Select the lines below containing the word "JSON".

start Data for the task

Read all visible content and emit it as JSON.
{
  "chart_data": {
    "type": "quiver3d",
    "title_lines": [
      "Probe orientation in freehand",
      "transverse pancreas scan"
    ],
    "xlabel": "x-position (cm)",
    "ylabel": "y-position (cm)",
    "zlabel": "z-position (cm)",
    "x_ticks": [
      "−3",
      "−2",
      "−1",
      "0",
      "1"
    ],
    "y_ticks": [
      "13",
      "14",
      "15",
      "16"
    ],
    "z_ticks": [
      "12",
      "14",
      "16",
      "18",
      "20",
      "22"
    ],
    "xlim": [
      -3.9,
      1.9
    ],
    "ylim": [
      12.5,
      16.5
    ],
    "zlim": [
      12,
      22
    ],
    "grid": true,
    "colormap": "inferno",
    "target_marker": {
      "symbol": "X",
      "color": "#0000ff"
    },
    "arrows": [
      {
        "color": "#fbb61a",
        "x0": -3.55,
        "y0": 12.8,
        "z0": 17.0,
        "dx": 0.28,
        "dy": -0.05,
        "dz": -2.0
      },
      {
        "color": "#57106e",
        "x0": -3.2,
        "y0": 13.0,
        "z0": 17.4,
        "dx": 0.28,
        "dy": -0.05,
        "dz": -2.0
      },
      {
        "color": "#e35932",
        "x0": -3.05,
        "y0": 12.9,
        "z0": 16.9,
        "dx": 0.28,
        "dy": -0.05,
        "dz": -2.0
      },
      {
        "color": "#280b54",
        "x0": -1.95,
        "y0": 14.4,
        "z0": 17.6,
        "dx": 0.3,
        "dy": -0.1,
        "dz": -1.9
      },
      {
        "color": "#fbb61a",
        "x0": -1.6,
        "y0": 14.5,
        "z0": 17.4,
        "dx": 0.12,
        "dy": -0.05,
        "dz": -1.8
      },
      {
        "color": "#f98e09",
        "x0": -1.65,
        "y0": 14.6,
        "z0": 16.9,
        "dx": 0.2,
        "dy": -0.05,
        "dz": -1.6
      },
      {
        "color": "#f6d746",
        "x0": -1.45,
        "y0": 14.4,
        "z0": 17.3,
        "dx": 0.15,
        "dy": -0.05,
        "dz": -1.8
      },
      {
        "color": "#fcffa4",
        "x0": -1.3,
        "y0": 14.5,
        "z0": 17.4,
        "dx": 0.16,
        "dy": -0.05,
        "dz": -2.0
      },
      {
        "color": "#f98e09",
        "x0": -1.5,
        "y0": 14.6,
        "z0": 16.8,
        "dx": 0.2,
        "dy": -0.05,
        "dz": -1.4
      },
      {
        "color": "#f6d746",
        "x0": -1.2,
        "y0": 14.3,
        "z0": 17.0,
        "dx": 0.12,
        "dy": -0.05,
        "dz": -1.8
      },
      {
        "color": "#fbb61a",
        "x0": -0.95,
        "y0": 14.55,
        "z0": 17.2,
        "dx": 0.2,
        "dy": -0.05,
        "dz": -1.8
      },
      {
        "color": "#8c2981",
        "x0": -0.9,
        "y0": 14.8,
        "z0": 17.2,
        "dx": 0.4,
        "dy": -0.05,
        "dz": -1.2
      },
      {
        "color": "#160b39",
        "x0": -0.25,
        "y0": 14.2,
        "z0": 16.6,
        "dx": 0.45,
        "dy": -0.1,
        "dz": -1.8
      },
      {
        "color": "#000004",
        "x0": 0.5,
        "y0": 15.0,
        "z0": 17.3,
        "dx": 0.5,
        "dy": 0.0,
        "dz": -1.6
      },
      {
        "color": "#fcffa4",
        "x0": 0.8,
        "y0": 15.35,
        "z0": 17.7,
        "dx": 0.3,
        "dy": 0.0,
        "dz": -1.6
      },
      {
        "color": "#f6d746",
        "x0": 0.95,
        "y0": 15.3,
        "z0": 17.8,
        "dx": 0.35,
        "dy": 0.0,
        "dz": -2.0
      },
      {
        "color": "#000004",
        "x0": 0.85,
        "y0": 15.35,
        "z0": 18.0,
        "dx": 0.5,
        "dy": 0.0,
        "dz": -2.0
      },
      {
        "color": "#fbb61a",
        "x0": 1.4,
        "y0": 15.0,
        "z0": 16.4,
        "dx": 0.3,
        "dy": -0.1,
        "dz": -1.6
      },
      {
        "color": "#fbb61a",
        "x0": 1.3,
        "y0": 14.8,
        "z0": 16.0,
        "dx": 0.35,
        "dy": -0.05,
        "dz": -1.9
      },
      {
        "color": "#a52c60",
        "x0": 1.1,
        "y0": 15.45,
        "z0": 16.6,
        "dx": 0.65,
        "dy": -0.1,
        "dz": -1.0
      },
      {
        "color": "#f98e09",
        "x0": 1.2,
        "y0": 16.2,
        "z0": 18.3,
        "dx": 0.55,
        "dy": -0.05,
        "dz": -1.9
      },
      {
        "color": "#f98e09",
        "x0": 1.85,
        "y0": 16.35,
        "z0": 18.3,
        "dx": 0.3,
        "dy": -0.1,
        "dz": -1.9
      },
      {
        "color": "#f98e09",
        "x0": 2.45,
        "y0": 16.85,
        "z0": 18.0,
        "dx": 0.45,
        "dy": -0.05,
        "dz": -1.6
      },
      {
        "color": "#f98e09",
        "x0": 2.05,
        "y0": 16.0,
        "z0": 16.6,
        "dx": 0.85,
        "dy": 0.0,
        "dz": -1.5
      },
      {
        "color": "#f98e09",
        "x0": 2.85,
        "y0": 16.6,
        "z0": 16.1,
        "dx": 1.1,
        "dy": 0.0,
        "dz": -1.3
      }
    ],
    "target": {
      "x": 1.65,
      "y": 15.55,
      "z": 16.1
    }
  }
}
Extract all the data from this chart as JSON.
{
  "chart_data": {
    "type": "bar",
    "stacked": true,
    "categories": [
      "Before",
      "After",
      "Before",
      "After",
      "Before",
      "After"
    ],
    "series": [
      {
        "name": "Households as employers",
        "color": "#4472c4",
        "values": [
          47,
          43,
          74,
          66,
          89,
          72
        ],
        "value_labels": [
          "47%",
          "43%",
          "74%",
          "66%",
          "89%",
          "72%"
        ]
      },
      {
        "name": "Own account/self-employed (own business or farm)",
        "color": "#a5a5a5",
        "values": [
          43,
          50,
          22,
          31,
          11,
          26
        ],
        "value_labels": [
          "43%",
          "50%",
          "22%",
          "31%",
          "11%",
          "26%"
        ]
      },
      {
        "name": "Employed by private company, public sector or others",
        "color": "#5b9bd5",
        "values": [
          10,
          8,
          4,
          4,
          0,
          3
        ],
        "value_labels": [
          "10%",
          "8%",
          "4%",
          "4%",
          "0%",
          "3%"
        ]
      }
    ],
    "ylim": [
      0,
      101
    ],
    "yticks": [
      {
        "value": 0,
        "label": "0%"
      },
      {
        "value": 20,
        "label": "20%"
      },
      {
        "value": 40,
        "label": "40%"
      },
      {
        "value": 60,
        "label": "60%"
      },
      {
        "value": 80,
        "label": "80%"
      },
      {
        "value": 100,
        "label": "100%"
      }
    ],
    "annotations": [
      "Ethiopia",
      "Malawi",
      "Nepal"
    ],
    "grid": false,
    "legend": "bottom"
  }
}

end Data for the task

## Completed exercise
Read all visible content and emit it as JSON.
Extract all the data from this chart as JSON.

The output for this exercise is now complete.